START

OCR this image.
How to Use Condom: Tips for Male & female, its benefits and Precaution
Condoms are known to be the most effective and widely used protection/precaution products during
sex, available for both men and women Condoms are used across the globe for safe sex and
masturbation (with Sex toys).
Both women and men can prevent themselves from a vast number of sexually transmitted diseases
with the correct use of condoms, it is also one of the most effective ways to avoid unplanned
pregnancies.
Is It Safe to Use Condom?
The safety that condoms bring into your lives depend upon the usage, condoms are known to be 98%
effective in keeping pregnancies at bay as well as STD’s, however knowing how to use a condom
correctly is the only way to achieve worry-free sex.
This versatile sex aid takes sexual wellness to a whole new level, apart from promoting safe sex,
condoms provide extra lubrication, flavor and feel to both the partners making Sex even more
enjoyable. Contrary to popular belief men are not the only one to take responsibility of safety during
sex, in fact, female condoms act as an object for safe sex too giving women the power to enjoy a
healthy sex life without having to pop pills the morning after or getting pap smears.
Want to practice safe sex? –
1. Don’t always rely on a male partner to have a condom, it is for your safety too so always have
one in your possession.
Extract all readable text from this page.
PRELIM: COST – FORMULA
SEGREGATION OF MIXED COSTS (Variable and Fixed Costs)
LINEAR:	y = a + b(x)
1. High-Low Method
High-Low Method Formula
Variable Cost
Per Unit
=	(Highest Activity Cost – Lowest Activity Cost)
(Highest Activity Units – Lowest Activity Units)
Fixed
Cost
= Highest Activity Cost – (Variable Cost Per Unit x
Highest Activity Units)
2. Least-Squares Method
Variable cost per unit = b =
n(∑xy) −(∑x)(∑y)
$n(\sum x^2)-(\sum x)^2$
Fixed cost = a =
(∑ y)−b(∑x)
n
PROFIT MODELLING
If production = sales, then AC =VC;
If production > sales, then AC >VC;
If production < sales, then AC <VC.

END

# [Task]
Take the line holding "Extract all readable text from this page." and all lines after it through the end of the data, and set them down exactly.

# [Finished task]
Extract all readable text from this page.
PRELIM: COST – FORMULA
SEGREGATION OF MIXED COSTS (Variable and Fixed Costs)
LINEAR:	y = a + b(x)
1. High-Low Method
High-Low Method Formula
Variable Cost
Per Unit
=	(Highest Activity Cost – Lowest Activity Cost)
(Highest Activity Units – Lowest Activity Units)
Fixed
Cost
= Highest Activity Cost – (Variable Cost Per Unit x
Highest Activity Units)
2. Least-Squares Method
Variable cost per unit = b =
n(∑xy) −(∑x)(∑y)
$n(\sum x^2)-(\sum x)^2$
Fixed cost = a =
(∑ y)−b(∑x)
n
PROFIT MODELLING
If production = sales, then AC =VC;
If production > sales, then AC >VC;
If production < sales, then AC <VC.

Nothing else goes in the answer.